What you are asked to do: Repeat the lines from the one containing "section-divider [274, 263, 714, 265]" through the one containing "objective-text: 7 de Cœur", word for word.

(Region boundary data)
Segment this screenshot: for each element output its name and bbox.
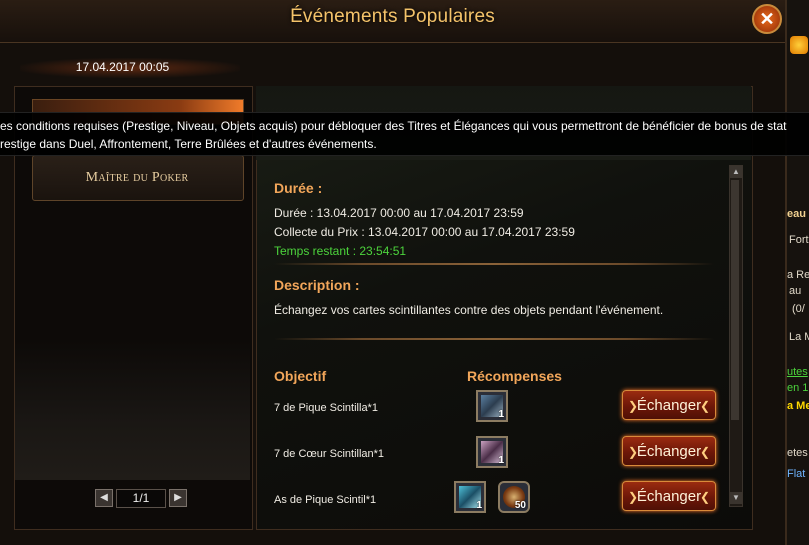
section-divider [274, 263, 714, 265]
reward-quantity: 1 [476, 500, 482, 511]
bg-text: La M [789, 331, 809, 343]
objective-column-header: Objectif [274, 368, 327, 384]
reward-quantity: 1 [498, 409, 504, 420]
bg-text: eau [787, 208, 806, 220]
bg-text: etes [787, 447, 808, 459]
reward-quantity: 50 [514, 500, 526, 511]
bg-link[interactable]: a Me [787, 396, 809, 414]
bg-link[interactable]: en 1 [787, 378, 808, 396]
events-list-backdrop [15, 340, 250, 480]
objective-text: As de Pique Scintil*1 [274, 494, 377, 506]
objective-text: 7 de Cœur Scintillan*1 [274, 448, 385, 460]
duration-heading: Durée : [274, 180, 323, 196]
bg-link[interactable]: Flat [787, 464, 805, 482]
bg-heart-icon[interactable] [790, 36, 808, 54]
event-list-item-label: Maître du Poker [85, 170, 189, 185]
section-divider [274, 338, 714, 340]
chevron-left-icon: ◀ [100, 492, 108, 503]
rewards-column-header: Récompenses [467, 368, 562, 384]
chevron-right-icon: ▶ [174, 492, 182, 503]
tooltip-line: restige dans Duel, Affrontement, Terre B… [0, 137, 377, 151]
window-title: Événements Populaires [290, 6, 495, 27]
close-icon: ✕ [759, 9, 775, 29]
reward-item[interactable]: 1 [476, 436, 508, 468]
reward-item[interactable]: 1 [476, 390, 508, 422]
scroll-up-icon[interactable]: ▲ [730, 166, 742, 178]
description-heading: Description : [274, 277, 360, 293]
objective-text: 7 de Pique Scintilla*1 [274, 402, 378, 414]
scroll-down-icon[interactable]: ▼ [730, 492, 742, 504]
pager-next-button[interactable]: ▶ [169, 489, 187, 507]
exchange-button[interactable]: Échanger [622, 390, 716, 421]
scrollbar-thumb[interactable] [731, 180, 739, 420]
reward-item[interactable]: 1 [454, 481, 486, 513]
pager-prev-button[interactable]: ◀ [95, 489, 113, 507]
bg-text: Fort [789, 234, 809, 246]
reward-item[interactable]: 50 [498, 481, 530, 513]
pager-page-field: 1/1 [116, 489, 166, 508]
reward-quantity: 1 [498, 455, 504, 466]
prize-collection-dates: Collecte du Prix : 13.04.2017 00:00 au 1… [274, 225, 575, 239]
bg-text: au [789, 285, 802, 297]
bg-text: (0/ [792, 303, 805, 315]
description-text: Échangez vos cartes scintillantes contre… [274, 303, 664, 317]
close-button[interactable]: ✕ [752, 4, 782, 34]
exchange-button[interactable]: Échanger [622, 436, 716, 467]
time-remaining: Temps restant : 23:54:51 [274, 244, 407, 258]
current-date: 17.04.2017 00:05 [75, 60, 170, 74]
duration-dates: Durée : 13.04.2017 00:00 au 17.04.2017 2… [274, 206, 524, 220]
exchange-button[interactable]: Échanger [622, 481, 716, 512]
tooltip-line: es conditions requises (Prestige, Niveau… [0, 119, 787, 133]
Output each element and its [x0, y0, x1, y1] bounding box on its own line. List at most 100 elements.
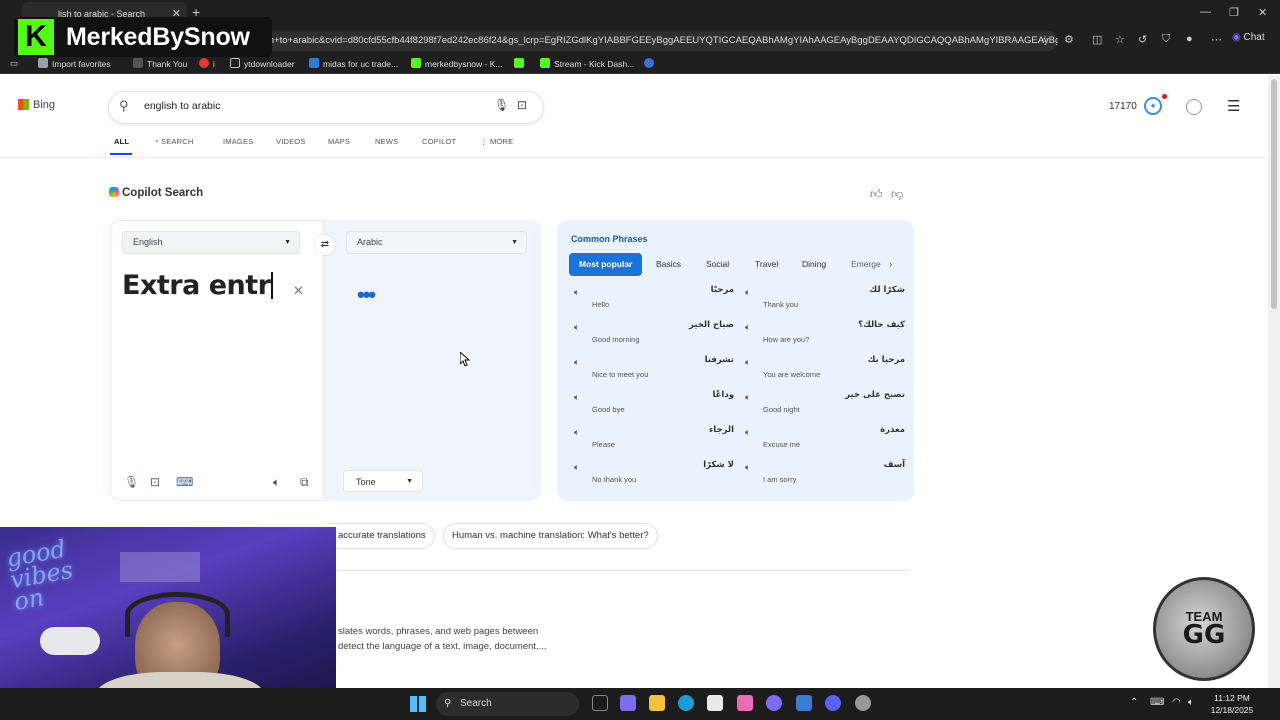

Problem solution:
section-divider [274, 263, 714, 265]
reward-quantity: 1 [476, 500, 482, 511]
bg-text: La M [789, 331, 809, 343]
objective-column-header: Objectif [274, 368, 327, 384]
reward-quantity: 1 [498, 409, 504, 420]
bg-text: eau [787, 208, 806, 220]
bg-text: etes [787, 447, 808, 459]
reward-quantity: 50 [514, 500, 526, 511]
bg-link[interactable]: a Me [787, 396, 809, 414]
bg-link[interactable]: en 1 [787, 378, 808, 396]
events-list-backdrop [15, 340, 250, 480]
objective-text: As de Pique Scintil*1 [274, 494, 377, 506]
objective-text: 7 de Cœur Scintillan*1 [274, 448, 385, 460]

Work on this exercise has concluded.